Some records

++++++++++

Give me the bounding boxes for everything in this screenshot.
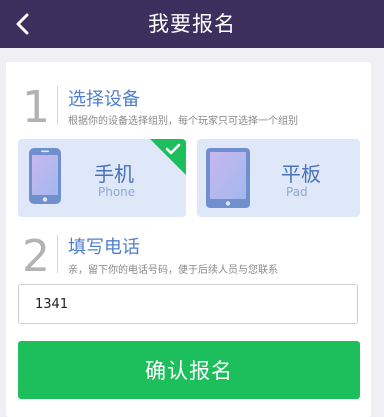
step-2-subtitle: 亲，留下你的电话号码，便于后续人员与您联系: [68, 265, 278, 276]
step-2-divider: [57, 235, 58, 273]
device-pad-label: 平板: [281, 162, 321, 186]
device-option-phone[interactable]: 手机 Phone: [18, 139, 186, 217]
device-pad-sublabel: Pad: [286, 185, 308, 199]
device-phone-sublabel: Phone: [98, 185, 136, 199]
device-phone-label: 手机: [94, 162, 134, 186]
step-1-number: 1: [22, 82, 50, 133]
confirm-signup-button[interactable]: 确认报名: [18, 341, 360, 399]
device-option-pad[interactable]: 平板 Pad: [197, 139, 360, 217]
selected-check-icon: [150, 139, 186, 175]
phone-input[interactable]: [18, 284, 358, 324]
step-2-number: 2: [22, 231, 50, 282]
tablet-icon: [206, 148, 250, 208]
phone-icon: [29, 148, 61, 204]
step-1-subtitle: 根据你的设备选择组别，每个玩家只可选择一个组别: [68, 116, 298, 127]
step-2-title: 填写电话: [68, 237, 140, 258]
step-1-title: 选择设备: [68, 89, 140, 110]
step-1-divider: [57, 86, 58, 124]
page-title: 我要报名: [148, 12, 236, 36]
header-bar: 我要报名: [0, 0, 384, 48]
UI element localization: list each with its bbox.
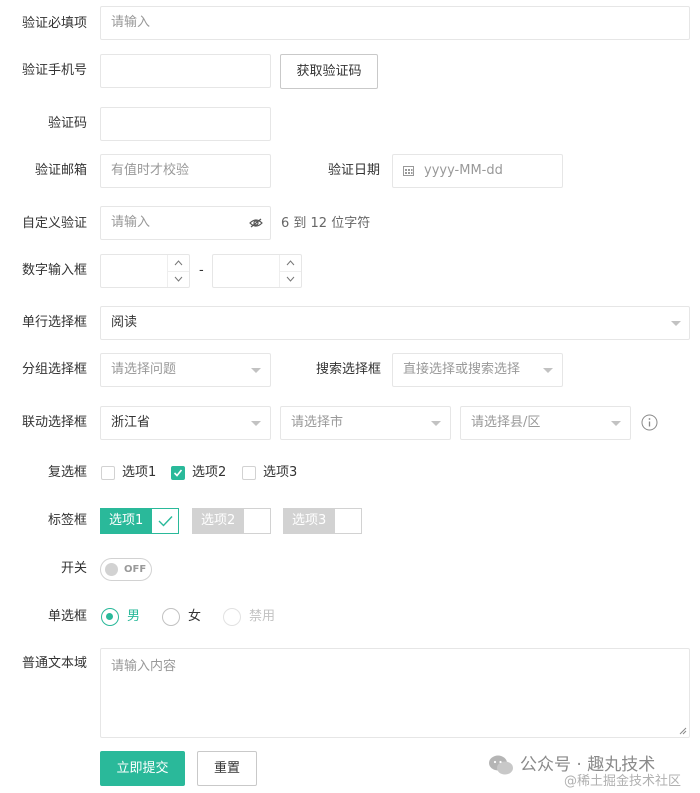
chevron-down-icon[interactable]: [174, 276, 183, 282]
tag-option-3[interactable]: 选项3: [283, 508, 362, 534]
tag-option-1[interactable]: 选项1: [100, 508, 179, 534]
switch-knob: [105, 563, 118, 576]
chevron-down-icon: [671, 321, 681, 326]
single-select[interactable]: 阅读: [100, 306, 690, 340]
city-select[interactable]: 请选择市: [280, 406, 451, 440]
chevron-down-icon[interactable]: [286, 276, 295, 282]
wechat-icon: [489, 755, 513, 775]
date-placeholder: yyyy-MM-dd: [424, 163, 503, 178]
chevron-down-icon: [543, 368, 553, 373]
switch-state: OFF: [124, 564, 147, 575]
textarea[interactable]: 请输入内容: [100, 648, 690, 738]
search-select-label: 搜索选择框: [316, 362, 382, 377]
email-placeholder: 有值时才校验: [111, 163, 190, 178]
checkbox-3[interactable]: [242, 466, 256, 480]
check-icon: [158, 516, 173, 527]
radio-female[interactable]: [162, 608, 180, 626]
radio-female-label: 女: [188, 609, 202, 624]
number-label: 数字输入框: [21, 263, 87, 278]
checkbox-label: 复选框: [47, 465, 87, 480]
chevron-down-icon: [611, 421, 621, 426]
tag-option-3-label: 选项3: [283, 508, 334, 534]
search-select[interactable]: 直接选择或搜索选择: [392, 353, 563, 387]
calendar-icon: [403, 166, 414, 176]
submit-button[interactable]: 立即提交: [100, 751, 185, 786]
custom-input[interactable]: 请输入: [100, 206, 271, 240]
switch-label: 开关: [60, 561, 87, 576]
resize-handle-icon[interactable]: [679, 727, 687, 735]
district-select[interactable]: 请选择县/区: [460, 406, 631, 440]
number-max-stepper[interactable]: [279, 255, 301, 287]
chevron-down-icon: [431, 421, 441, 426]
chevron-down-icon: [251, 421, 261, 426]
reset-button[interactable]: 重置: [197, 751, 257, 786]
province-select[interactable]: 浙江省: [100, 406, 271, 440]
watermark-sub: @稀土掘金技术社区: [564, 774, 682, 789]
number-min-input[interactable]: [100, 254, 190, 288]
number-max-input[interactable]: [212, 254, 302, 288]
checkbox-2-label: 选项2: [192, 465, 227, 480]
custom-label: 自定义验证: [21, 216, 87, 231]
tags-label: 标签框: [47, 513, 87, 528]
switch-toggle[interactable]: OFF: [100, 558, 152, 581]
radio-disabled: [223, 608, 241, 626]
code-input[interactable]: [100, 107, 271, 141]
checkbox-1[interactable]: [101, 466, 115, 480]
group-select[interactable]: 请选择问题: [100, 353, 271, 387]
date-input[interactable]: yyyy-MM-dd: [392, 154, 563, 188]
chevron-down-icon: [251, 368, 261, 373]
checkbox-1-label: 选项1: [122, 465, 157, 480]
tag-option-1-label: 选项1: [100, 508, 151, 534]
radio-male[interactable]: [101, 608, 119, 626]
province-value: 浙江省: [111, 415, 151, 430]
checkbox-2[interactable]: [171, 466, 185, 480]
required-label: 验证必填项: [21, 16, 87, 31]
date-label: 验证日期: [328, 163, 381, 178]
group-select-placeholder: 请选择问题: [111, 362, 177, 377]
eye-icon[interactable]: [249, 218, 263, 228]
group-select-label: 分组选择框: [21, 362, 87, 377]
radio-disabled-label: 禁用: [249, 609, 276, 624]
city-placeholder: 请选择市: [291, 415, 344, 430]
textarea-label: 普通文本域: [21, 656, 87, 671]
code-label: 验证码: [47, 116, 87, 131]
chevron-up-icon[interactable]: [174, 260, 183, 266]
phone-label: 验证手机号: [21, 63, 87, 78]
phone-input[interactable]: [100, 54, 271, 88]
watermark-text: 公众号 · 趣丸技术: [520, 755, 656, 775]
tag-option-3-box: [334, 508, 362, 534]
check-icon: [173, 469, 183, 477]
cascade-label: 联动选择框: [21, 415, 87, 430]
search-select-placeholder: 直接选择或搜索选择: [403, 362, 521, 377]
info-icon[interactable]: [641, 414, 658, 431]
email-label: 验证邮箱: [34, 163, 87, 178]
single-select-label: 单行选择框: [21, 315, 87, 330]
watermark: 公众号 · 趣丸技术 @稀土掘金技术社区: [488, 752, 698, 792]
chevron-up-icon[interactable]: [286, 260, 295, 266]
required-placeholder: 请输入: [111, 15, 151, 30]
number-separator: -: [199, 263, 204, 278]
custom-hint: 6 到 12 位字符: [281, 216, 371, 231]
textarea-placeholder: 请输入内容: [111, 659, 177, 674]
district-placeholder: 请选择县/区: [471, 415, 541, 430]
number-min-stepper[interactable]: [167, 255, 189, 287]
required-input[interactable]: 请输入: [100, 6, 690, 40]
email-input[interactable]: 有值时才校验: [100, 154, 271, 188]
tag-option-1-box: [151, 508, 179, 534]
radio-label: 单选框: [47, 609, 87, 624]
tag-option-2-label: 选项2: [192, 508, 243, 534]
tag-option-2-box: [243, 508, 271, 534]
get-code-button[interactable]: 获取验证码: [280, 54, 378, 89]
custom-placeholder: 请输入: [111, 215, 151, 230]
tag-option-2[interactable]: 选项2: [192, 508, 271, 534]
checkbox-3-label: 选项3: [263, 465, 298, 480]
single-select-value: 阅读: [111, 315, 138, 330]
radio-male-label: 男: [127, 609, 141, 624]
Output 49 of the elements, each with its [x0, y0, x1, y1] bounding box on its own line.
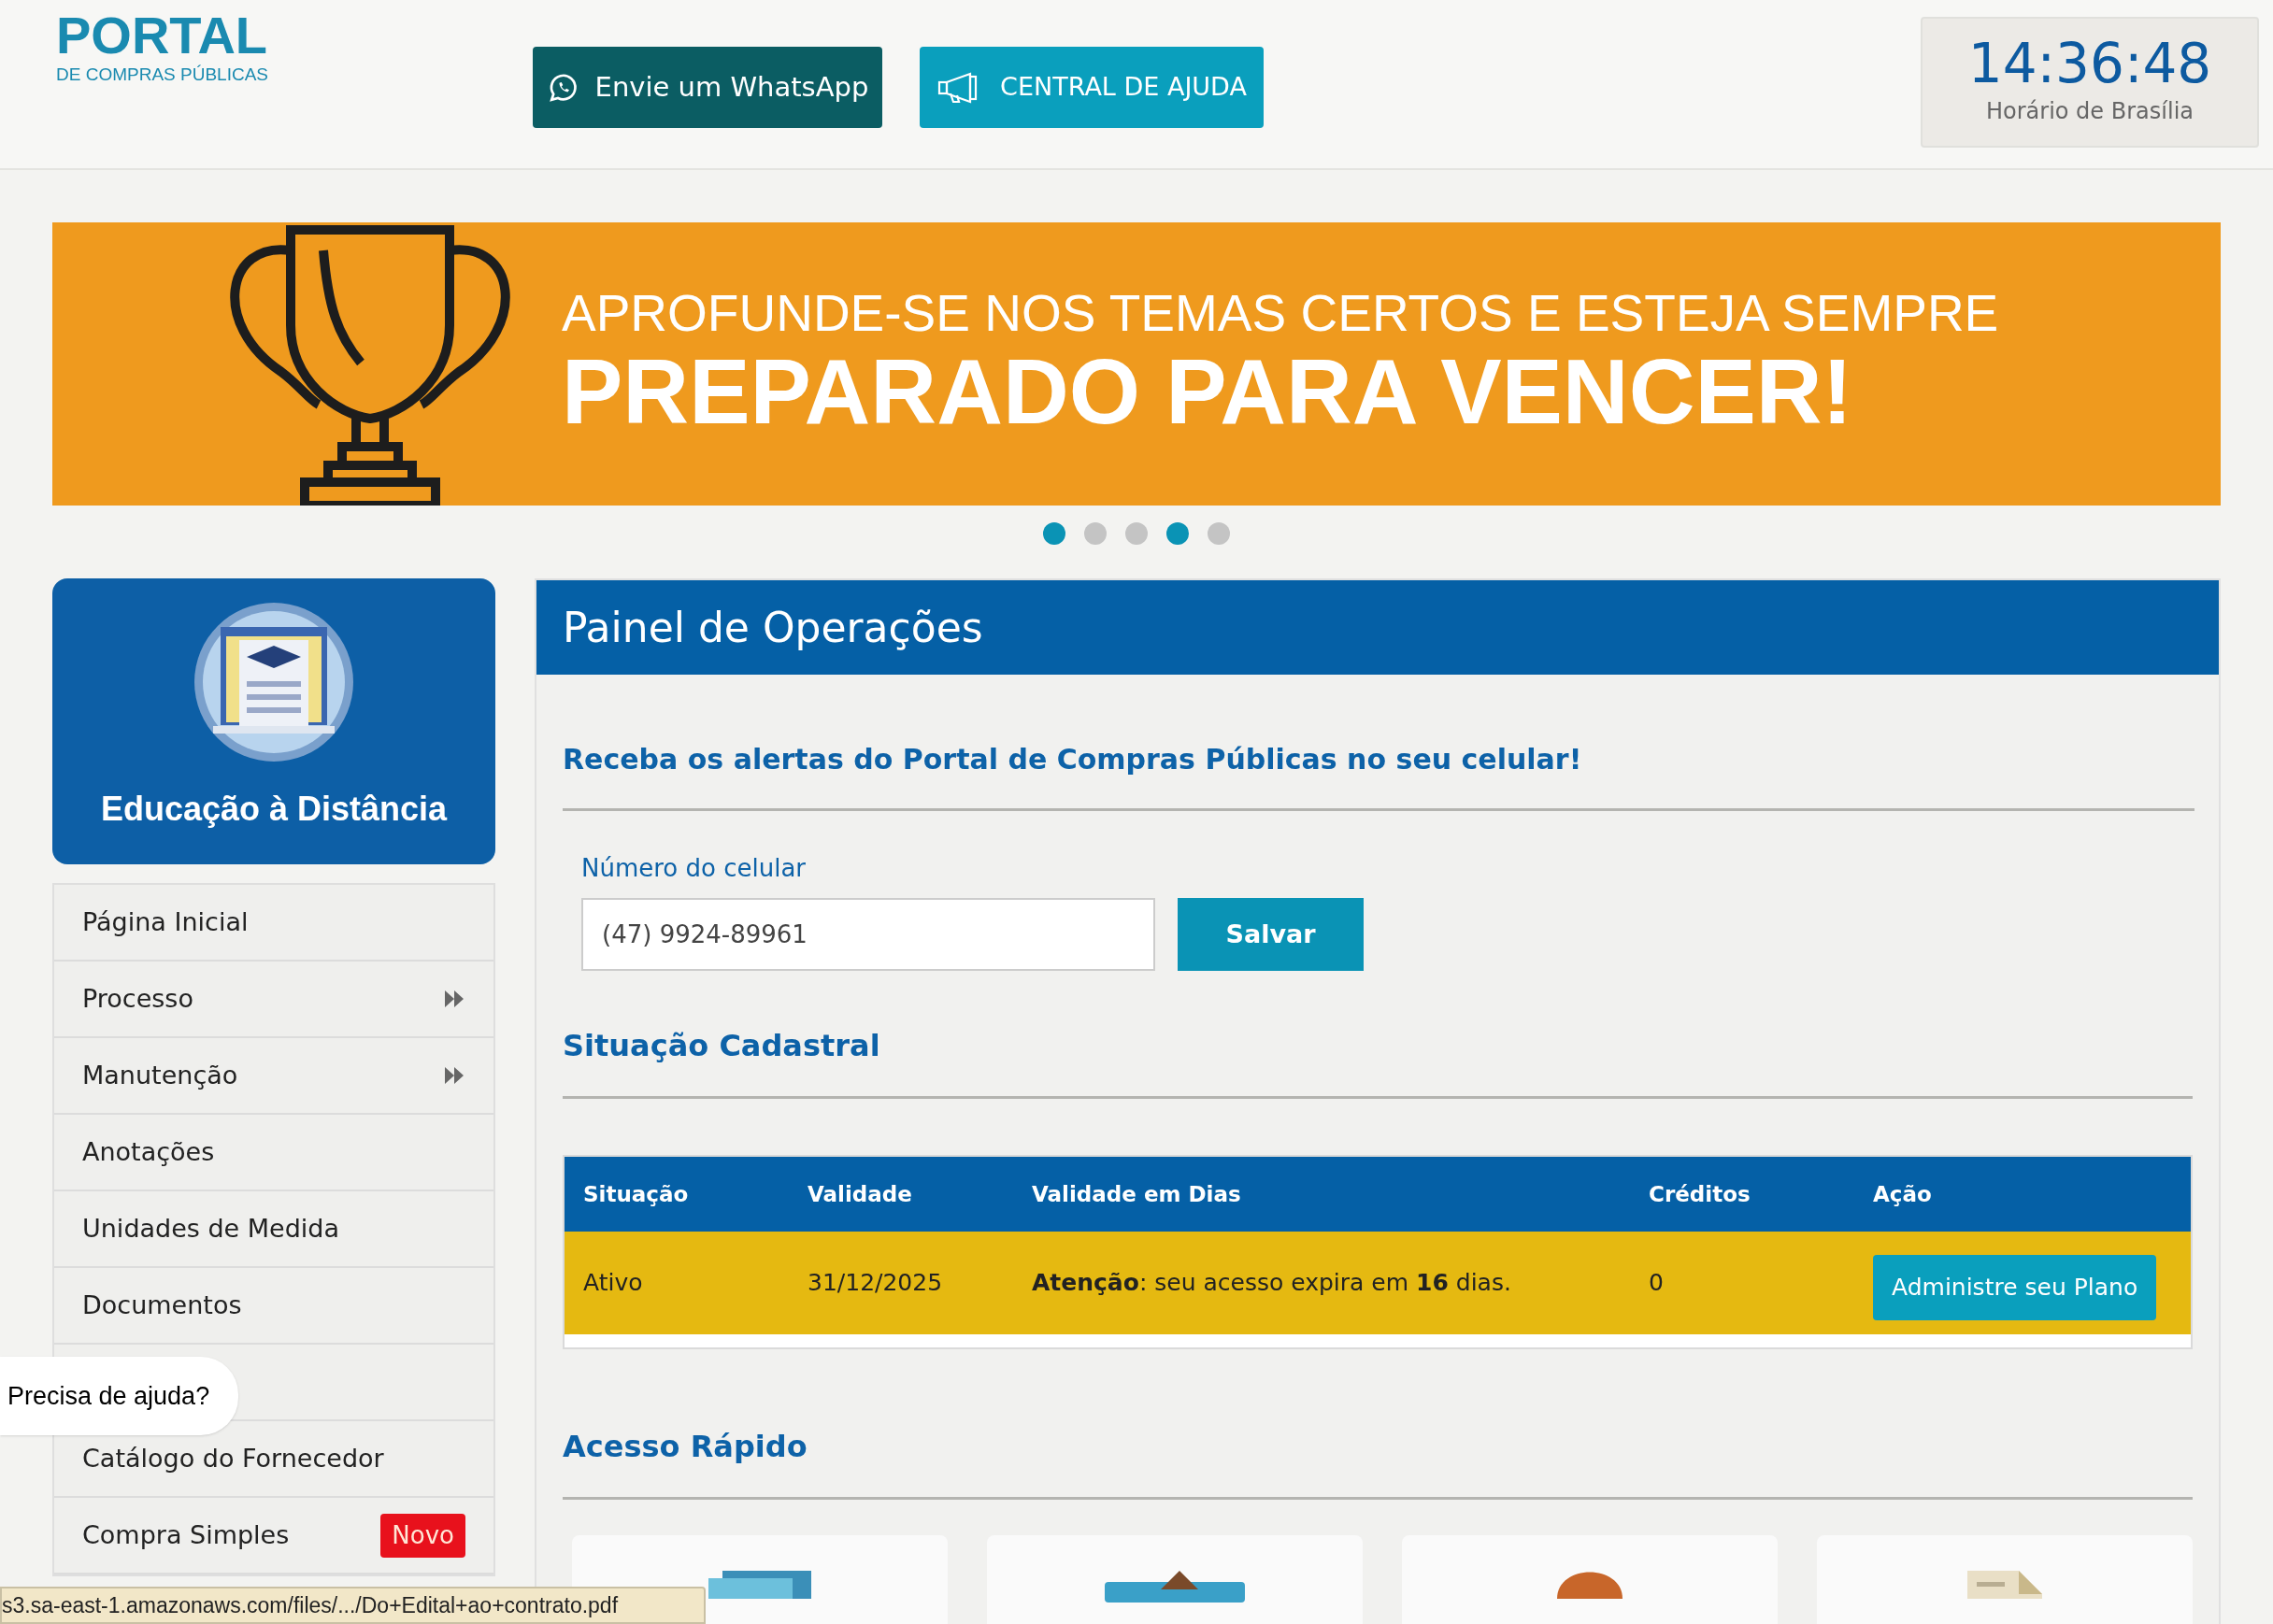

++++++++++

■ **Exercise task**: Reproduce all of the lines above verbatim, leaving out the pictures.

■ **Output for this exercise**:
Give me the bounding boxes for everything in this screenshot.
step-2-subtitle: 亲，留下你的电话号码，便于后续人员与您联系: [68, 265, 278, 276]
step-2-divider: [57, 235, 58, 273]
device-pad-label: 平板: [281, 162, 321, 186]
device-option-phone[interactable]: 手机 Phone: [18, 139, 186, 217]
device-pad-sublabel: Pad: [286, 185, 308, 199]
device-phone-sublabel: Phone: [98, 185, 136, 199]
device-phone-label: 手机: [94, 162, 134, 186]
step-1-number: 1: [22, 82, 50, 133]
confirm-signup-button[interactable]: 确认报名: [18, 341, 360, 399]
device-option-pad[interactable]: 平板 Pad: [197, 139, 360, 217]
selected-check-icon: [150, 139, 186, 175]
phone-input[interactable]: [18, 284, 358, 324]
step-2-number: 2: [22, 231, 50, 282]
tablet-icon: [206, 148, 250, 208]
phone-icon: [29, 148, 61, 204]
step-1-subtitle: 根据你的设备选择组别，每个玩家只可选择一个组别: [68, 116, 298, 127]
step-2-title: 填写电话: [68, 237, 140, 258]
step-1-title: 选择设备: [68, 89, 140, 110]
step-1-divider: [57, 86, 58, 124]
page-title: 我要报名: [148, 12, 236, 36]
header-bar: 我要报名: [0, 0, 384, 48]
UI element localization: list each with its bbox.
chevron-down-icon[interactable]: [174, 276, 183, 282]
tag-option-3[interactable]: 选项3: [283, 508, 362, 534]
tag-option-1[interactable]: 选项1: [100, 508, 179, 534]
switch-knob: [105, 563, 118, 576]
chevron-down-icon: [671, 321, 681, 326]
single-select[interactable]: 阅读: [100, 306, 690, 340]
city-select[interactable]: 请选择市: [280, 406, 451, 440]
chevron-down-icon[interactable]: [286, 276, 295, 282]
wechat-icon: [489, 755, 513, 775]
date-placeholder: yyyy-MM-dd: [424, 163, 503, 178]
chevron-down-icon: [543, 368, 553, 373]
switch-state: OFF: [124, 564, 147, 575]
textarea[interactable]: 请输入内容: [100, 648, 690, 738]
search-select-label: 搜索选择框: [316, 362, 382, 377]
email-placeholder: 有值时才校验: [111, 163, 190, 178]
checkbox-3[interactable]: [242, 466, 256, 480]
check-icon: [158, 516, 173, 527]
radio-female[interactable]: [162, 608, 180, 626]
radio-female-label: 女: [188, 609, 202, 624]
number-label: 数字输入框: [21, 263, 87, 278]
checkbox-label: 复选框: [47, 465, 87, 480]
chevron-down-icon: [611, 421, 621, 426]
tag-option-3-label: 选项3: [283, 508, 334, 534]
search-select[interactable]: 直接选择或搜索选择: [392, 353, 563, 387]
calendar-icon: [403, 166, 414, 176]
submit-button[interactable]: 立即提交: [100, 751, 185, 786]
custom-input[interactable]: 请输入: [100, 206, 271, 240]
switch-label: 开关: [60, 561, 87, 576]
resize-handle-icon[interactable]: [679, 727, 687, 735]
district-select[interactable]: 请选择县/区: [460, 406, 631, 440]
number-max-stepper[interactable]: [279, 255, 301, 287]
chevron-down-icon: [431, 421, 441, 426]
chevron-down-icon: [251, 421, 261, 426]
reset-button[interactable]: 重置: [197, 751, 257, 786]
province-select[interactable]: 浙江省: [100, 406, 271, 440]
watermark-sub: @稀土掘金技术社区: [564, 774, 682, 789]
number-min-input[interactable]: [100, 254, 190, 288]
number-max-input[interactable]: [212, 254, 302, 288]
checkbox-2-label: 选项2: [192, 465, 227, 480]
custom-label: 自定义验证: [21, 216, 87, 231]
tags-label: 标签框: [47, 513, 87, 528]
switch-toggle[interactable]: OFF: [100, 558, 152, 581]
radio-disabled: [223, 608, 241, 626]
code-input[interactable]: [100, 107, 271, 141]
checkbox-1[interactable]: [101, 466, 115, 480]
group-select[interactable]: 请选择问题: [100, 353, 271, 387]
date-input[interactable]: yyyy-MM-dd: [392, 154, 563, 188]
chevron-down-icon: [251, 368, 261, 373]
checkbox-1-label: 选项1: [122, 465, 157, 480]
tag-option-1-label: 选项1: [100, 508, 151, 534]
radio-male[interactable]: [101, 608, 119, 626]
province-value: 浙江省: [111, 415, 151, 430]
checkbox-2[interactable]: [171, 466, 185, 480]
required-label: 验证必填项: [21, 16, 87, 31]
date-label: 验证日期: [328, 163, 381, 178]
group-select-placeholder: 请选择问题: [111, 362, 177, 377]
eye-icon[interactable]: [249, 218, 263, 228]
group-select-label: 分组选择框: [21, 362, 87, 377]
radio-disabled-label: 禁用: [249, 609, 276, 624]
city-placeholder: 请选择市: [291, 415, 344, 430]
textarea-label: 普通文本域: [21, 656, 87, 671]
code-label: 验证码: [47, 116, 87, 131]
chevron-up-icon[interactable]: [174, 260, 183, 266]
phone-label: 验证手机号: [21, 63, 87, 78]
phone-input[interactable]: [100, 54, 271, 88]
watermark-text: 公众号 · 趣丸技术: [520, 755, 656, 775]
tag-option-3-box: [334, 508, 362, 534]
check-icon: [173, 469, 183, 477]
cascade-label: 联动选择框: [21, 415, 87, 430]
search-select-placeholder: 直接选择或搜索选择: [403, 362, 521, 377]
info-icon[interactable]: [641, 414, 658, 431]
email-label: 验证邮箱: [34, 163, 87, 178]
single-select-label: 单行选择框: [21, 315, 87, 330]
watermark: 公众号 · 趣丸技术 @稀土掘金技术社区: [488, 752, 698, 792]
chevron-up-icon[interactable]: [286, 260, 295, 266]
required-placeholder: 请输入: [111, 15, 151, 30]
number-separator: -: [199, 263, 204, 278]
custom-hint: 6 到 12 位字符: [281, 216, 371, 231]
textarea-placeholder: 请输入内容: [111, 659, 177, 674]
district-placeholder: 请选择县/区: [471, 415, 541, 430]
number-min-stepper[interactable]: [167, 255, 189, 287]
required-input[interactable]: 请输入: [100, 6, 690, 40]
email-input[interactable]: 有值时才校验: [100, 154, 271, 188]
tag-option-1-box: [151, 508, 179, 534]
radio-label: 单选框: [47, 609, 87, 624]
tag-option-2-label: 选项2: [192, 508, 243, 534]
tag-option-2-box: [243, 508, 271, 534]
get-code-button[interactable]: 获取验证码: [280, 54, 378, 89]
custom-placeholder: 请输入: [111, 215, 151, 230]
tag-option-2[interactable]: 选项2: [192, 508, 271, 534]
checkbox-3-label: 选项3: [263, 465, 298, 480]
single-select-value: 阅读: [111, 315, 138, 330]
radio-male-label: 男: [127, 609, 141, 624]
Output 49 of the elements, each with its [x0, y0, x1, y1] bounding box on its own line.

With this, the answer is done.